DESCRIPTION OF THE TASK >> Count every line that has "osób" in it and give the total, nothing more.

EXERCISE INPUT >>
|---|
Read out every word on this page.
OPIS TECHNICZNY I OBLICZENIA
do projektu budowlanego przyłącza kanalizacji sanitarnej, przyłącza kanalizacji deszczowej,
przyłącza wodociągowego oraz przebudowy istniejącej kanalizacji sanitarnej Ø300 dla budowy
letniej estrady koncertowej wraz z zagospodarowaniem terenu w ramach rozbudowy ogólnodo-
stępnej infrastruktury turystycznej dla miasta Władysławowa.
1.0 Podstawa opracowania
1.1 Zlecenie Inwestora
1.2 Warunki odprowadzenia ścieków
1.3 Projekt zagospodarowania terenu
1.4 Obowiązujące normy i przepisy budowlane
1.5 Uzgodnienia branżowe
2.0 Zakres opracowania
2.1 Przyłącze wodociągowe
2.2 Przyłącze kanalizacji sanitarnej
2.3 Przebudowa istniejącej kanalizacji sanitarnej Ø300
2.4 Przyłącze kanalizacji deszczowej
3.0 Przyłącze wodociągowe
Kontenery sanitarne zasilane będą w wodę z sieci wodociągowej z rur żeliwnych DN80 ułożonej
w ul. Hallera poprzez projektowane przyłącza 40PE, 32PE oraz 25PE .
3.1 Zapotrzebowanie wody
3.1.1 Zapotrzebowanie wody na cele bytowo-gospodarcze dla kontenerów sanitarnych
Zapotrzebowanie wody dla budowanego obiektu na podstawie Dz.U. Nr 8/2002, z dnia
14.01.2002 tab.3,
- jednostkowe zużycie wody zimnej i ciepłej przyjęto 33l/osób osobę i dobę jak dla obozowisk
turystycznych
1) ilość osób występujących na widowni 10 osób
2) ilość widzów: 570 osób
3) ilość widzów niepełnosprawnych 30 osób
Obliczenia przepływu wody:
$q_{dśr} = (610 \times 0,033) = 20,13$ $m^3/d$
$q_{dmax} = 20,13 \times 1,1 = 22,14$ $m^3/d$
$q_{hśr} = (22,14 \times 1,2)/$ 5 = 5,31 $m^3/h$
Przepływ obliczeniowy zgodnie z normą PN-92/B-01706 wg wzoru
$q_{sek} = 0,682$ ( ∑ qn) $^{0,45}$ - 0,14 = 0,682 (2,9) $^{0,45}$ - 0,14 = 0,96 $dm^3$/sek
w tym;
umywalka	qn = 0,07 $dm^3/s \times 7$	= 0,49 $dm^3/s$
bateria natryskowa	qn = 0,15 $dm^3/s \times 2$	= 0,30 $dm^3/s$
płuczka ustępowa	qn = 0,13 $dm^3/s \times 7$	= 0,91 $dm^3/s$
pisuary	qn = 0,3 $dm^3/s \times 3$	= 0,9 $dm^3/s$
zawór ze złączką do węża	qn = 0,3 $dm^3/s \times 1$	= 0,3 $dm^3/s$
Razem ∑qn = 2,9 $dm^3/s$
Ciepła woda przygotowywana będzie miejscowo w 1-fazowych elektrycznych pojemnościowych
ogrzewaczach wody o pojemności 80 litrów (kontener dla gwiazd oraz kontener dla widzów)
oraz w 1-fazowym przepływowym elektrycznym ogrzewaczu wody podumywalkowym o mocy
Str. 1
|---|
ANSWER FOR THE TASK >> 4